◆ EXERCISE: Scan the following material for the string "JSON" and copy each line in which it appears.

— start PROVIDED RECORDS —

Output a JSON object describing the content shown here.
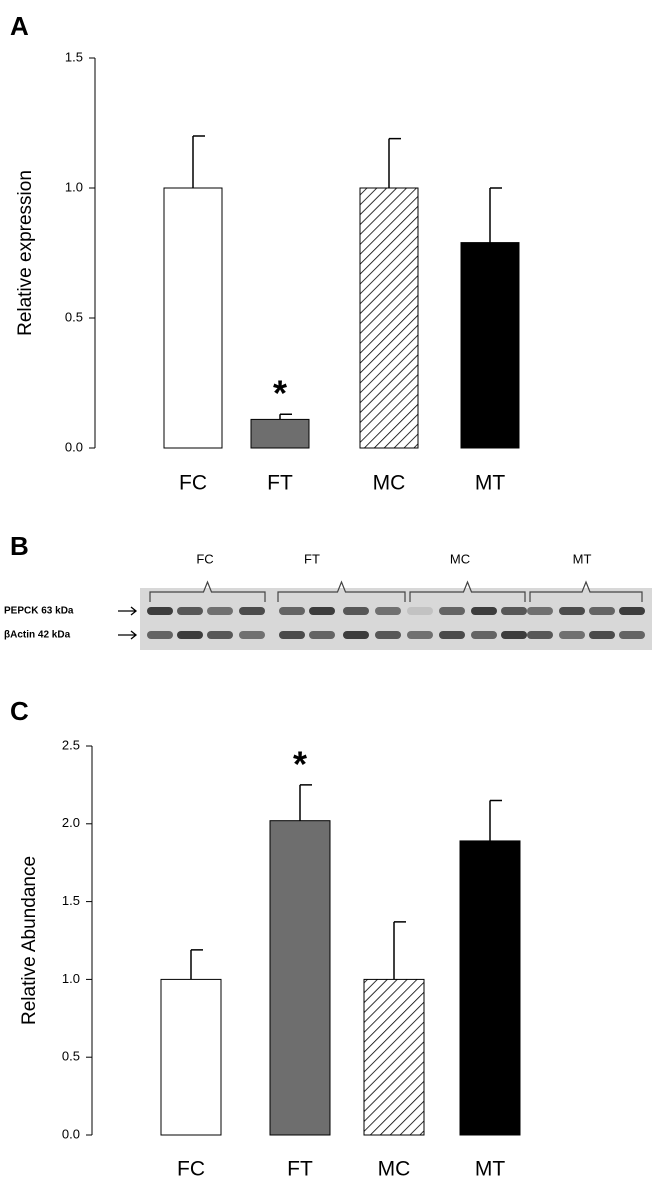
{
  "panel_labels": [
    "A",
    "B",
    "C"
  ],
  "blot": {
    "groups": [
      "FC",
      "FT",
      "MC",
      "MT"
    ],
    "rows": [
      "PEPCK 63 kDa",
      "βActin 42 kDa"
    ]
  },
  "chart_data": [
    {
      "type": "bar",
      "y_label": "Relative expression",
      "categories": [
        "FC",
        "FT",
        "MC",
        "MT"
      ],
      "values": [
        1.0,
        0.11,
        1.0,
        0.79
      ],
      "errors": [
        0.2,
        0.02,
        0.19,
        0.21
      ],
      "fills": [
        "#ffffff",
        "#6e6e6e",
        "hatch",
        "#000000"
      ],
      "ylim": [
        0,
        1.5
      ],
      "yticks": [
        {
          "value": 0,
          "label": "0.0"
        },
        0.5,
        {
          "value": 1,
          "label": "1.0"
        },
        1.5
      ],
      "annotations": [
        {
          "text": "*",
          "category": "FT"
        }
      ]
    },
    {
      "type": "bar",
      "y_label": "Relative Abundance",
      "categories": [
        "FC",
        "FT",
        "MC",
        "MT"
      ],
      "values": [
        1.0,
        2.02,
        1.0,
        1.89
      ],
      "errors": [
        0.19,
        0.23,
        0.37,
        0.26
      ],
      "fills": [
        "#ffffff",
        "#6e6e6e",
        "hatch",
        "#000000"
      ],
      "ylim": [
        0,
        2.5
      ],
      "yticks": [
        {
          "value": 0,
          "label": "0.0"
        },
        0.5,
        {
          "value": 1,
          "label": "1.0"
        },
        1.5,
        {
          "value": 2,
          "label": "2.0"
        },
        2.5
      ],
      "annotations": [
        {
          "text": "*",
          "category": "FT"
        }
      ]
    }
  ]
}
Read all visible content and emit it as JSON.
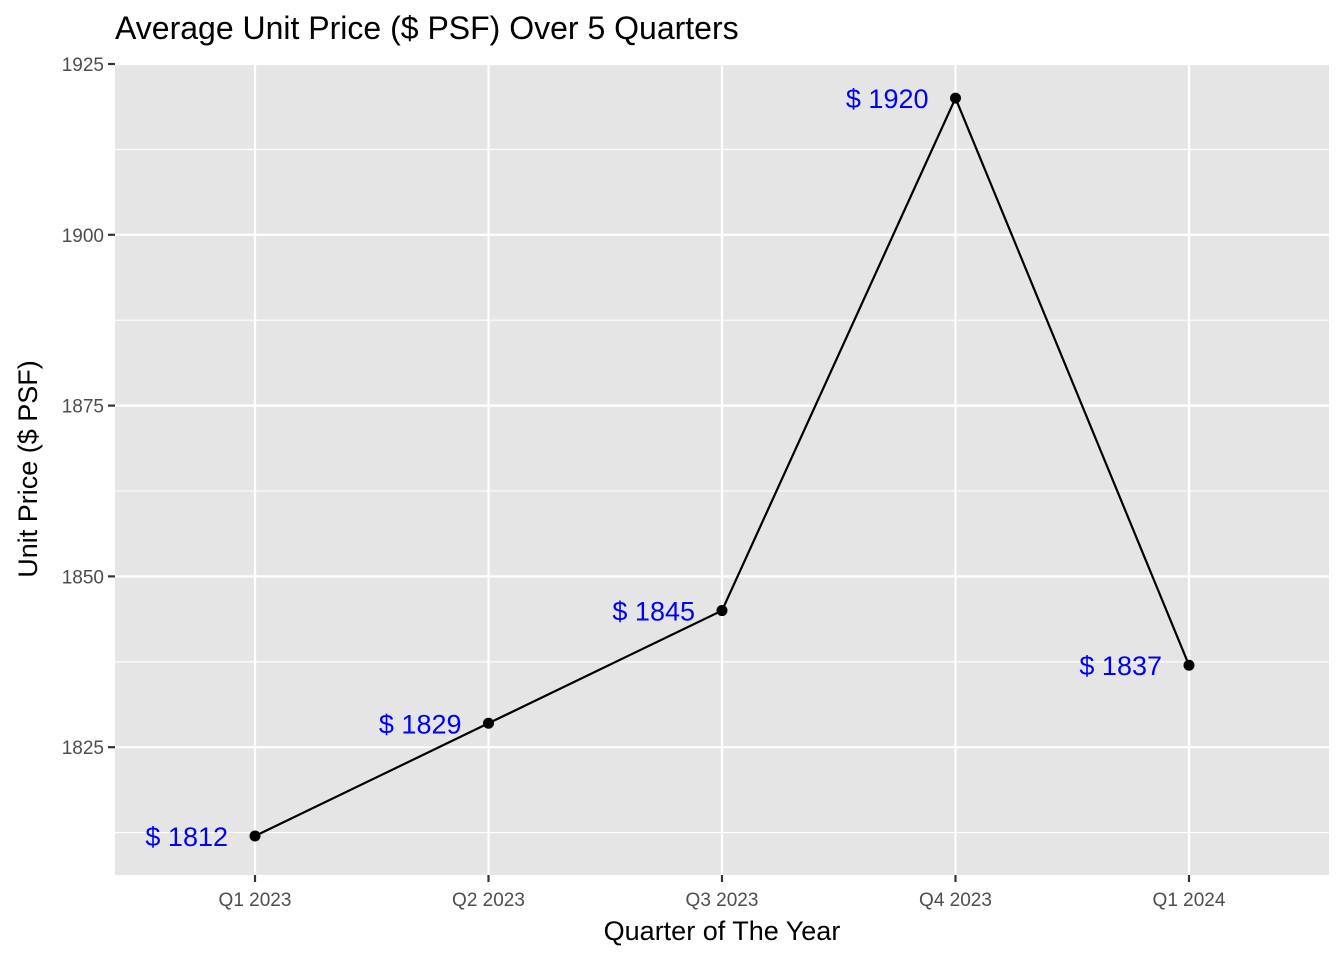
{
  "chart_data": {
    "type": "line",
    "title": "Average Unit Price ($ PSF) Over 5 Quarters",
    "xlabel": "Quarter of The Year",
    "ylabel": "Unit Price ($ PSF)",
    "categories": [
      "Q1 2023",
      "Q2 2023",
      "Q3 2023",
      "Q4 2023",
      "Q1 2024"
    ],
    "values": [
      1812,
      1828.5,
      1845,
      1920,
      1837
    ],
    "data_labels": [
      "$ 1812",
      "$ 1829",
      "$ 1845",
      "$ 1920",
      "$ 1837"
    ],
    "y_ticks": [
      1825,
      1850,
      1875,
      1900,
      1925
    ],
    "ylim": [
      1806,
      1925
    ],
    "grid": true,
    "legend": "none",
    "colors": {
      "panel_background": "#e5e5e5",
      "gridline": "#ffffff",
      "line": "#000000",
      "point": "#000000",
      "data_label": "#0000ff"
    }
  }
}
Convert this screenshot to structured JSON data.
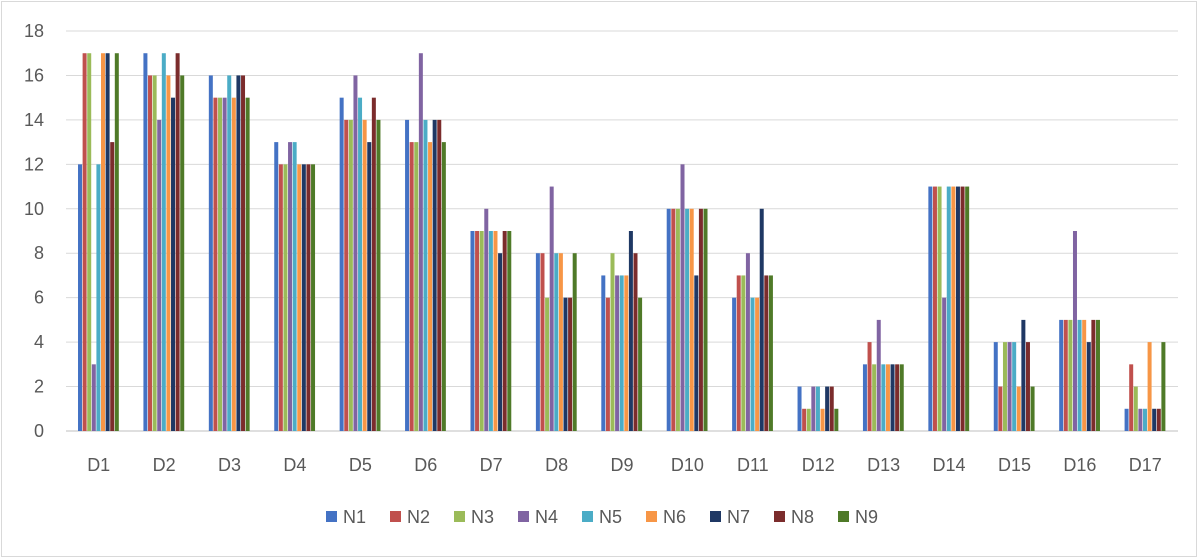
{
  "chart_data": {
    "type": "bar",
    "title": "",
    "xlabel": "",
    "ylabel": "",
    "ylim": [
      0,
      18
    ],
    "yticks": [
      0,
      2,
      4,
      6,
      8,
      10,
      12,
      14,
      16,
      18
    ],
    "grid": true,
    "legend": "bottom",
    "categories": [
      "D1",
      "D2",
      "D3",
      "D4",
      "D5",
      "D6",
      "D7",
      "D8",
      "D9",
      "D10",
      "D11",
      "D12",
      "D13",
      "D14",
      "D15",
      "D16",
      "D17"
    ],
    "series": [
      {
        "name": "N1",
        "color": "#4472C4",
        "values": [
          12,
          17,
          16,
          13,
          15,
          14,
          9,
          8,
          7,
          10,
          6,
          2,
          3,
          11,
          4,
          5,
          1
        ]
      },
      {
        "name": "N2",
        "color": "#C0504D",
        "values": [
          17,
          16,
          15,
          12,
          14,
          13,
          9,
          8,
          6,
          10,
          7,
          1,
          4,
          11,
          2,
          5,
          3
        ]
      },
      {
        "name": "N3",
        "color": "#9BBB59",
        "values": [
          17,
          16,
          15,
          12,
          14,
          13,
          9,
          6,
          8,
          10,
          7,
          1,
          3,
          11,
          4,
          5,
          2
        ]
      },
      {
        "name": "N4",
        "color": "#8064A2",
        "values": [
          3,
          14,
          15,
          13,
          16,
          17,
          10,
          11,
          7,
          12,
          8,
          2,
          5,
          6,
          4,
          9,
          1
        ]
      },
      {
        "name": "N5",
        "color": "#4BACC6",
        "values": [
          12,
          17,
          16,
          13,
          15,
          14,
          9,
          8,
          7,
          10,
          6,
          2,
          3,
          11,
          4,
          5,
          1
        ]
      },
      {
        "name": "N6",
        "color": "#F79646",
        "values": [
          17,
          16,
          15,
          12,
          14,
          13,
          9,
          8,
          7,
          10,
          6,
          1,
          3,
          11,
          2,
          5,
          4
        ]
      },
      {
        "name": "N7",
        "color": "#1F3864",
        "values": [
          17,
          15,
          16,
          12,
          13,
          14,
          8,
          6,
          9,
          7,
          10,
          2,
          3,
          11,
          5,
          4,
          1
        ]
      },
      {
        "name": "N8",
        "color": "#7B2C2C",
        "values": [
          13,
          17,
          16,
          12,
          15,
          14,
          9,
          6,
          8,
          10,
          7,
          2,
          3,
          11,
          4,
          5,
          1
        ]
      },
      {
        "name": "N9",
        "color": "#4F7A28",
        "values": [
          17,
          16,
          15,
          12,
          14,
          13,
          9,
          8,
          6,
          10,
          7,
          1,
          3,
          11,
          2,
          5,
          4
        ]
      }
    ]
  }
}
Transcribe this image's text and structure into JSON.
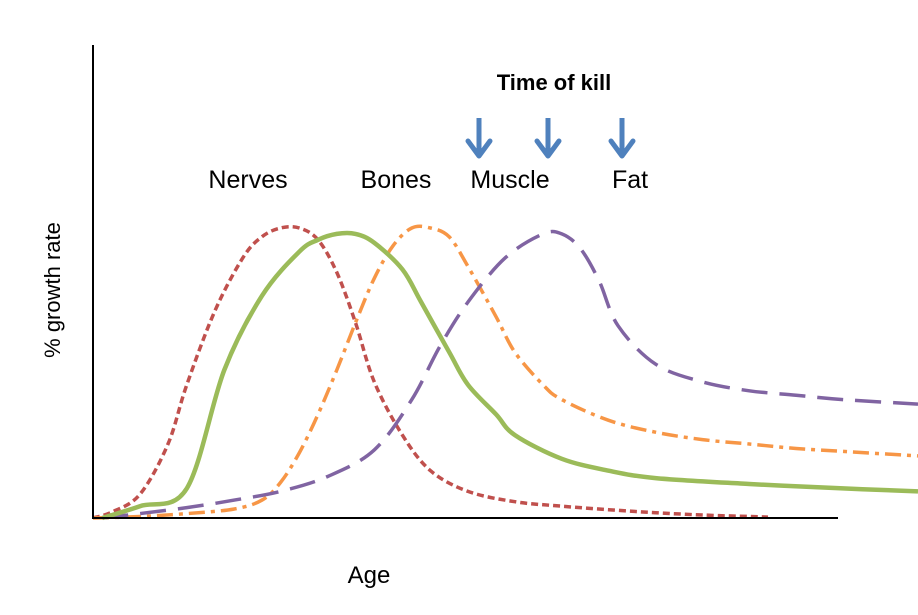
{
  "chart_data": {
    "type": "line",
    "title": "",
    "xlabel": "Age",
    "ylabel": "% growth rate",
    "grid": false,
    "legend": "none",
    "annotation": {
      "header": "Time of kill",
      "arrow_color": "#4f81bd",
      "arrow_count": 3
    },
    "series": [
      {
        "name": "Nerves",
        "color": "#c0504d",
        "dash": "short-dash",
        "x": [
          0,
          2,
          5,
          8,
          10,
          13,
          16,
          18,
          20,
          22,
          24,
          26,
          28,
          30,
          33,
          36,
          40,
          45,
          50,
          55,
          60,
          65,
          70,
          72
        ],
        "y": [
          0,
          2,
          8,
          25,
          45,
          70,
          88,
          95,
          98,
          98,
          94,
          83,
          66,
          46,
          28,
          16,
          9,
          5.5,
          4,
          2.8,
          1.8,
          1,
          0.5,
          0.3
        ]
      },
      {
        "name": "Bones",
        "color": "#9bbb59",
        "dash": "solid",
        "x": [
          1,
          5,
          10,
          14,
          18,
          22,
          24,
          26,
          28,
          30,
          33,
          35,
          38,
          40,
          43,
          45,
          50,
          55,
          60,
          70,
          80,
          88
        ],
        "y": [
          0,
          4,
          10,
          50,
          75,
          90,
          94,
          96,
          96,
          93,
          84,
          73,
          56,
          45,
          35,
          28,
          20,
          16,
          13.5,
          11.5,
          10,
          9
        ]
      },
      {
        "name": "Muscle",
        "color": "#f79646",
        "dash": "dash-dot",
        "x": [
          0,
          5,
          10,
          15,
          18,
          20,
          22,
          24,
          26,
          28,
          30,
          32,
          34,
          36,
          38,
          40,
          43,
          45,
          48,
          50,
          55,
          60,
          65,
          70,
          75,
          80,
          88
        ],
        "y": [
          0,
          0.5,
          1.5,
          3,
          6,
          12,
          22,
          35,
          50,
          66,
          81,
          92,
          98,
          98,
          95,
          85,
          68,
          56,
          45,
          40,
          33,
          29,
          26.5,
          25,
          23.5,
          22.5,
          21
        ]
      },
      {
        "name": "Fat",
        "color": "#8064a2",
        "dash": "long-dash",
        "x": [
          1,
          5,
          10,
          15,
          20,
          25,
          30,
          34,
          37,
          40,
          44,
          48,
          50,
          52,
          54,
          56,
          60,
          65,
          70,
          75,
          80,
          88
        ],
        "y": [
          0,
          1.5,
          3.5,
          6,
          9,
          14,
          23,
          40,
          58,
          73,
          88,
          96,
          96,
          91,
          80,
          65,
          52,
          46,
          43,
          41.5,
          40,
          38.5
        ]
      }
    ]
  }
}
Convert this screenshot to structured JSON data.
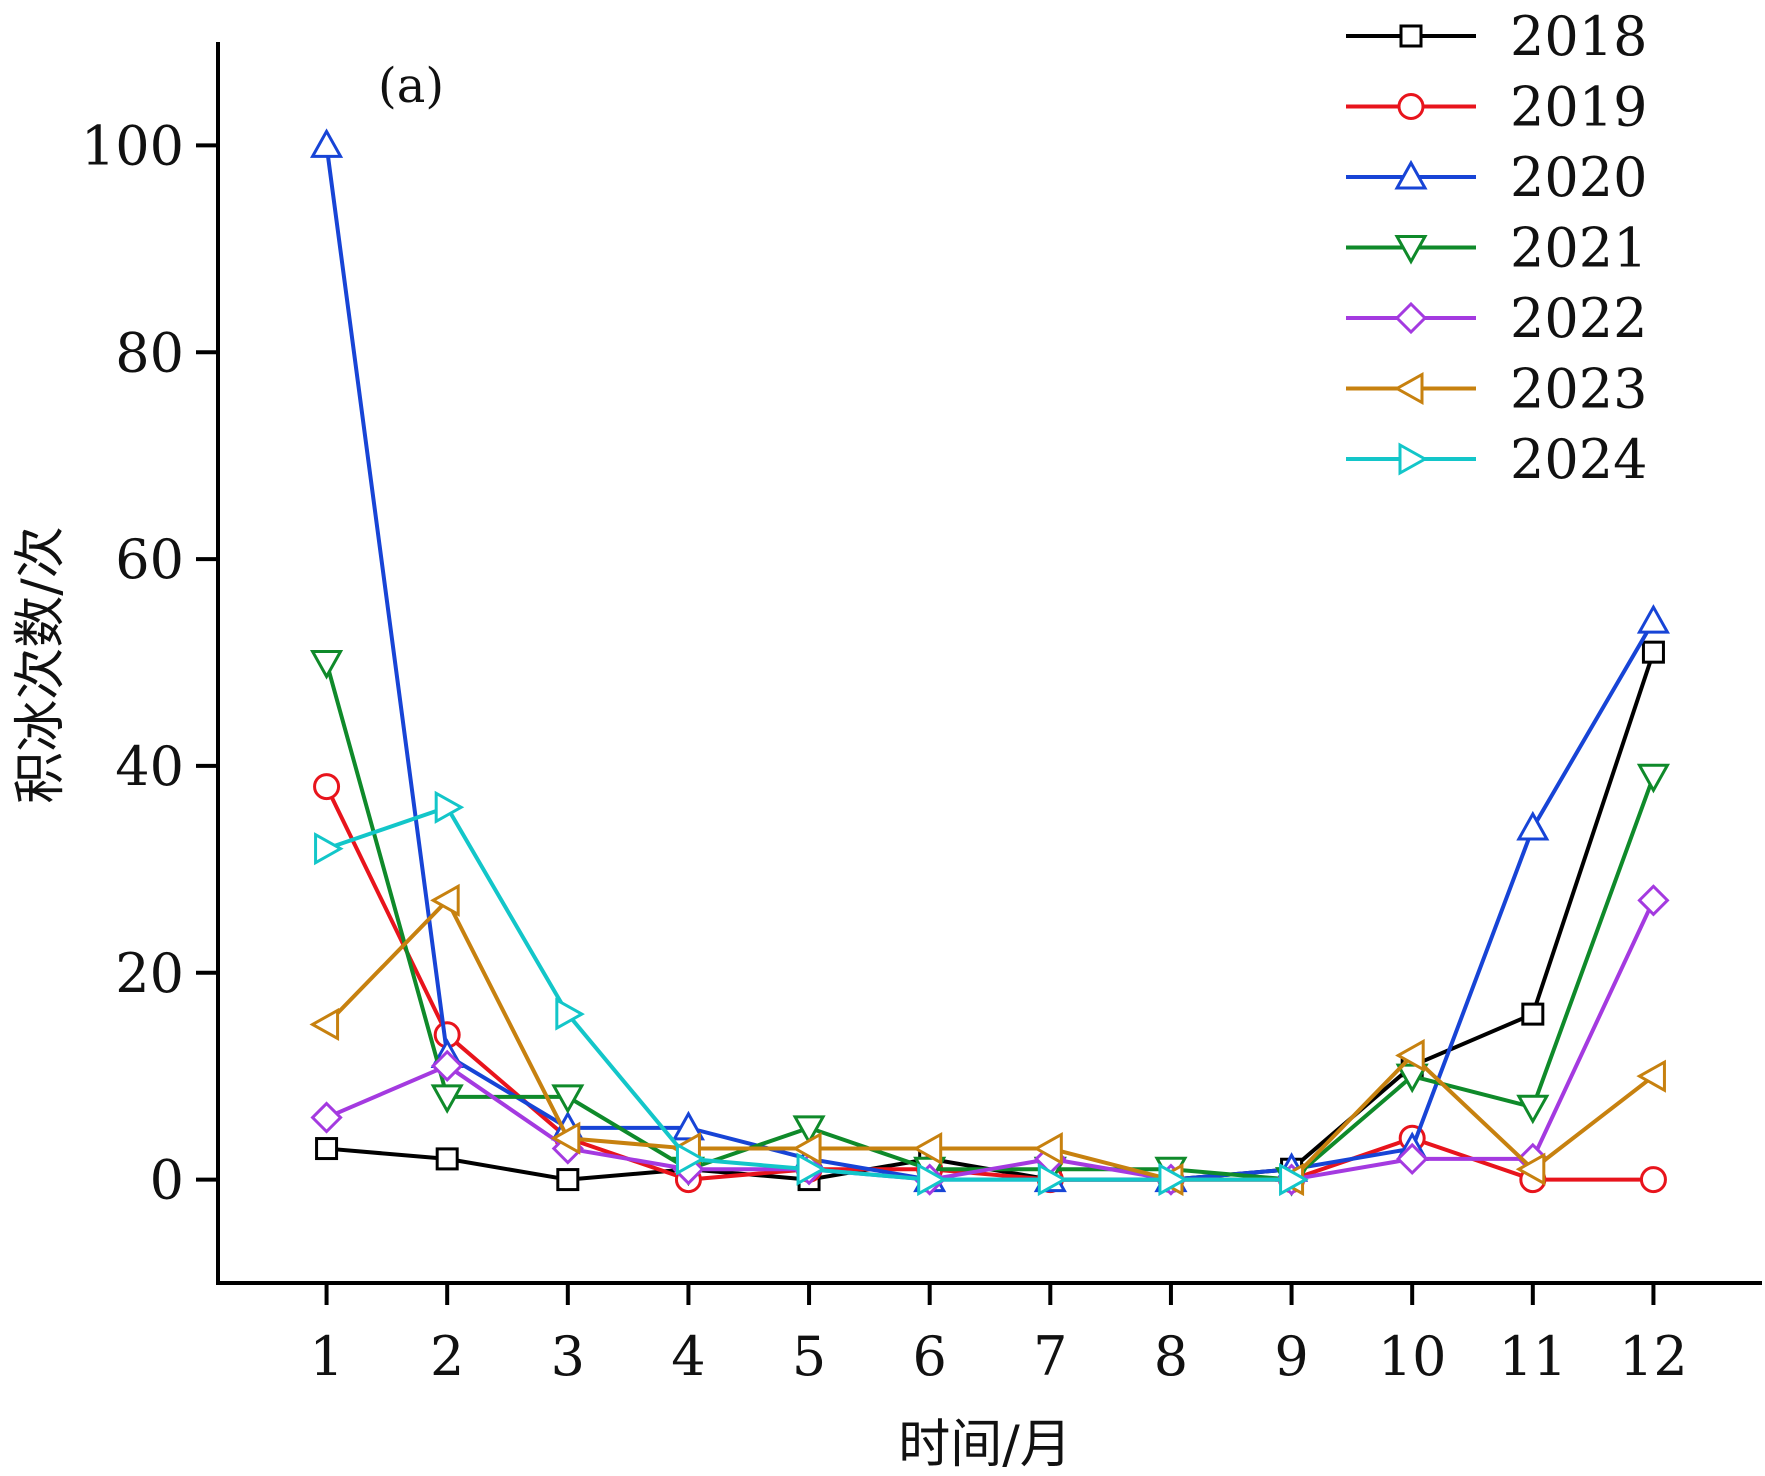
{
  "chart_data": {
    "type": "line",
    "panel_label": "(a)",
    "xlabel": "时间/月",
    "ylabel": "积冰次数/次",
    "x": [
      1,
      2,
      3,
      4,
      5,
      6,
      7,
      8,
      9,
      10,
      11,
      12
    ],
    "xlim": [
      0.1,
      12.9
    ],
    "ylim": [
      -10,
      110
    ],
    "yticks": [
      0,
      20,
      40,
      60,
      80,
      100
    ],
    "grid": false,
    "legend_position": "top-right",
    "series": [
      {
        "name": "2018",
        "color": "#000000",
        "marker": "square",
        "values": [
          3,
          2,
          0,
          1,
          0,
          2,
          0,
          0,
          1,
          11,
          16,
          51
        ]
      },
      {
        "name": "2019",
        "color": "#e8141c",
        "marker": "circle",
        "values": [
          38,
          14,
          4,
          0,
          1,
          1,
          0,
          0,
          0,
          4,
          0,
          0
        ]
      },
      {
        "name": "2020",
        "color": "#1744d6",
        "marker": "triangle-up",
        "values": [
          100,
          12,
          5,
          5,
          2,
          0,
          0,
          0,
          1,
          3,
          34,
          54
        ]
      },
      {
        "name": "2021",
        "color": "#0f8a2a",
        "marker": "triangle-down",
        "values": [
          50,
          8,
          8,
          1,
          5,
          1,
          1,
          1,
          0,
          10,
          7,
          39
        ]
      },
      {
        "name": "2022",
        "color": "#a43ae0",
        "marker": "diamond",
        "values": [
          6,
          11,
          3,
          1,
          1,
          0,
          2,
          0,
          0,
          2,
          2,
          27
        ]
      },
      {
        "name": "2023",
        "color": "#c7810f",
        "marker": "triangle-left",
        "values": [
          15,
          27,
          4,
          3,
          3,
          3,
          3,
          0,
          0,
          12,
          1,
          10
        ]
      },
      {
        "name": "2024",
        "color": "#13c6c9",
        "marker": "triangle-right",
        "values": [
          32,
          36,
          16,
          2,
          1,
          0,
          0,
          0,
          0,
          null,
          null,
          null
        ]
      }
    ]
  }
}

— end PROVIDED RECORDS —

◆ THE ANSWER:
Output a JSON object describing the content shown here.
Read all visible content and emit it as JSON.
Convert this screenshot to structured JSON data.
Transcribe this image's text and structure into JSON.
Convert this screenshot to structured JSON data.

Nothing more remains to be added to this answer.